== Что нужно сделать ==
**a)** Что, согласно отрывку о встрече с Равенских, купили прямо на улице по дороге к нему?
**b)** Перепишите дословно часть отрывка о встрече с Равенских: начните с места, где стоят слова «Оставалось всего-то ничего», и закончите после слов «было принято тогда.».

== Исходный текст ==
========================================================================
Оставалось всего-то ничего — устроиться на работу.
Володя хотел, чтобы мы непременно были вместе, в одном театре. Где-то в конце мая я снова приезжала из Киева по вызову Бориса Ивановича Равенских. Он готов был взять и Володю и меня в театр имени Пушкина и хотел со мной познакомиться.
Ощущение позднего московского утра, когда Володя вел меня на встречу с Равенских, очень живуче.
У меня сильно болела голова. Мы купили прямо на улице жесткие кислые яблоки. Я грызла их, и мне становилось легче. Москва была веселая, шумная. Мы шли пешком, за руку — значит, я была на каблуках: когда стараниями Володи у меня появились туфли-тапочки, он держал меня за шею, как было принято тогда.
Равенских егозил, ёрничал, цинично острил, взмахивал руками и покрикивал: «А ну, пройдись, а ну, встань так, а ну, встань эдак!» Отпустил неприличную шутку, и я сказала ему, что он хам. Этого он мне не простил, а я не простила Володе того, что он промолчал. Я ничего не умею прощать любимым. Вопрос о моей работе перенесся на осень. Я должна была формально принять участие в конкурсе.
========================================================================
== Исходные материалы ==

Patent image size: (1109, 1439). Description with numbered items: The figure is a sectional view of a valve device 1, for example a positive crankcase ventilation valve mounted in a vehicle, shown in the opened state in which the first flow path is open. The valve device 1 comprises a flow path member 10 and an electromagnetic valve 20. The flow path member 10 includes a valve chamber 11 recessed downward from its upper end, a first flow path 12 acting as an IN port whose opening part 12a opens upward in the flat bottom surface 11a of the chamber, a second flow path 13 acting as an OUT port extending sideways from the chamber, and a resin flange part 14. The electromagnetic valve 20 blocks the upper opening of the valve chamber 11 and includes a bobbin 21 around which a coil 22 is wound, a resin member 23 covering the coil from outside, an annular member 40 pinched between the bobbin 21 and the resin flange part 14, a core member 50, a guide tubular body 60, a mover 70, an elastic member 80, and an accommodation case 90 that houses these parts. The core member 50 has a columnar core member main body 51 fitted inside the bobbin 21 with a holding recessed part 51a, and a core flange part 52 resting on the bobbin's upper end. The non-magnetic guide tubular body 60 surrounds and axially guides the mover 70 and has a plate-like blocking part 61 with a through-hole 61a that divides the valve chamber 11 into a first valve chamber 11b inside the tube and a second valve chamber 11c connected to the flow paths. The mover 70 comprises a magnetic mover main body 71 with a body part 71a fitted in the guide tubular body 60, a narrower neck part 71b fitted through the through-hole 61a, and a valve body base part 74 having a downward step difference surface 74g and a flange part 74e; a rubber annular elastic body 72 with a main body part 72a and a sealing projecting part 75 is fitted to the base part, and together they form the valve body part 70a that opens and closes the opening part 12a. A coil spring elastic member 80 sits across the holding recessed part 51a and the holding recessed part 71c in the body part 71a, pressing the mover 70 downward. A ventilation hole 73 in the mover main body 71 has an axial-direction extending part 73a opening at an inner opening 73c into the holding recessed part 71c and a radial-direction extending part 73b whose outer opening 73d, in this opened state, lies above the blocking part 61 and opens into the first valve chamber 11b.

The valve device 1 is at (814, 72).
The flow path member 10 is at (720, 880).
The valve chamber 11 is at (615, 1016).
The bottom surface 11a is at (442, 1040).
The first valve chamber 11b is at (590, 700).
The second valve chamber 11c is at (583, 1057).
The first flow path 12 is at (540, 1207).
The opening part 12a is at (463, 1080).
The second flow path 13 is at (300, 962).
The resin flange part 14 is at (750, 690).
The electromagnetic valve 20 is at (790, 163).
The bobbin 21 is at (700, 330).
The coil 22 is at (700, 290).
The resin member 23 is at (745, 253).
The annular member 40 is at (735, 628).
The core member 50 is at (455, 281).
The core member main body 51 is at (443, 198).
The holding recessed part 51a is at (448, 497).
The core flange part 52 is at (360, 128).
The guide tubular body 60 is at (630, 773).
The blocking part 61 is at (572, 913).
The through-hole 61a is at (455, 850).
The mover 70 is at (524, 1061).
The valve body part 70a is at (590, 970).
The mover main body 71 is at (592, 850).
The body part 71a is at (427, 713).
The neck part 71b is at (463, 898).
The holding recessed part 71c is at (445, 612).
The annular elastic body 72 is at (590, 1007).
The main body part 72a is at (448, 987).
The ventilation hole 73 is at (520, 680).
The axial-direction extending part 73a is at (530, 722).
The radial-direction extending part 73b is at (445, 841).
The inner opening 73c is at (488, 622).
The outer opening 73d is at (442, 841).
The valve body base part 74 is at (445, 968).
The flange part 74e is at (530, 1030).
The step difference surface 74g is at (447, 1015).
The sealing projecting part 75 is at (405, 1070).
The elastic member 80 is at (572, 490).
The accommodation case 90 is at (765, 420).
========================================================================
== Ответы к заданиям ==
**a)** Жесткие кислые яблоки.

**b)**
Оставалось всего-то ничего — устроиться на работу.
Володя хотел, чтобы мы непременно были вместе, в одном театре. Где-то в конце мая я снова приезжала из Киева по вызову Бориса Ивановича Равенских. Он готов был взять и Володю и меня в театр имени Пушкина и хотел со мной познакомиться.
Ощущение позднего московского утра, когда Володя вел меня на встречу с Равенских, очень живуче.
У меня сильно болела голова. Мы купили прямо на улице жесткие кислые яблоки. Я грызла их, и мне становилось легче. Москва была веселая, шумная. Мы шли пешком, за руку — значит, я была на каблуках: когда стараниями Володи у меня появились туфли-тапочки, он держал меня за шею, как было принято тогда.